Written instruction:
Here are some records. Copy each one exactly.

Rows:
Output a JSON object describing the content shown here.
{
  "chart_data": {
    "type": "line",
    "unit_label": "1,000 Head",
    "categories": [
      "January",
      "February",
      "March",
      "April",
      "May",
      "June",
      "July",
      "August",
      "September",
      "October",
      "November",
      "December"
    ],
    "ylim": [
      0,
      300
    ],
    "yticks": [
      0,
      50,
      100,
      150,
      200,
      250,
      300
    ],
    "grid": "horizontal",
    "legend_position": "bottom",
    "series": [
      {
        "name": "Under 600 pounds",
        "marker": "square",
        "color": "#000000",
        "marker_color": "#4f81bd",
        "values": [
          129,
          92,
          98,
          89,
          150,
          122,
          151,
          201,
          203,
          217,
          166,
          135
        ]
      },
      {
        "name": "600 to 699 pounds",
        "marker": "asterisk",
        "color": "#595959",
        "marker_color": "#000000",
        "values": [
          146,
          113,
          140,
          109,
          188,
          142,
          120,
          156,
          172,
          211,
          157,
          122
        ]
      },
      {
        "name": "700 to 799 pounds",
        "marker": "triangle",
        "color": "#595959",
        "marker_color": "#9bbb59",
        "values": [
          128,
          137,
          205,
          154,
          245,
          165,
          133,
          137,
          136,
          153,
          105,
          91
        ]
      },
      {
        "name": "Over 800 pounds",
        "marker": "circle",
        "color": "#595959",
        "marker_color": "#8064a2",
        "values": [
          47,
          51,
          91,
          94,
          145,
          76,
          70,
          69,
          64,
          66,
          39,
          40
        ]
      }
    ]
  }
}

Complete response:
Output a JSON object describing the content shown here.
{
  "chart_data": {
    "type": "line",
    "unit_label": "1,000 Head",
    "categories": [
      "January",
      "February",
      "March",
      "April",
      "May",
      "June",
      "July",
      "August",
      "September",
      "October",
      "November",
      "December"
    ],
    "ylim": [
      0,
      300
    ],
    "yticks": [
      0,
      50,
      100,
      150,
      200,
      250,
      300
    ],
    "grid": "horizontal",
    "legend_position": "bottom",
    "series": [
      {
        "name": "Under 600 pounds",
        "marker": "square",
        "color": "#000000",
        "marker_color": "#4f81bd",
        "values": [
          129,
          92,
          98,
          89,
          150,
          122,
          151,
          201,
          203,
          217,
          166,
          135
        ]
      },
      {
        "name": "600 to 699 pounds",
        "marker": "asterisk",
        "color": "#595959",
        "marker_color": "#000000",
        "values": [
          146,
          113,
          140,
          109,
          188,
          142,
          120,
          156,
          172,
          211,
          157,
          122
        ]
      },
      {
        "name": "700 to 799 pounds",
        "marker": "triangle",
        "color": "#595959",
        "marker_color": "#9bbb59",
        "values": [
          128,
          137,
          205,
          154,
          245,
          165,
          133,
          137,
          136,
          153,
          105,
          91
        ]
      },
      {
        "name": "Over 800 pounds",
        "marker": "circle",
        "color": "#595959",
        "marker_color": "#8064a2",
        "values": [
          47,
          51,
          91,
          94,
          145,
          76,
          70,
          69,
          64,
          66,
          39,
          40
        ]
      }
    ]
  }
}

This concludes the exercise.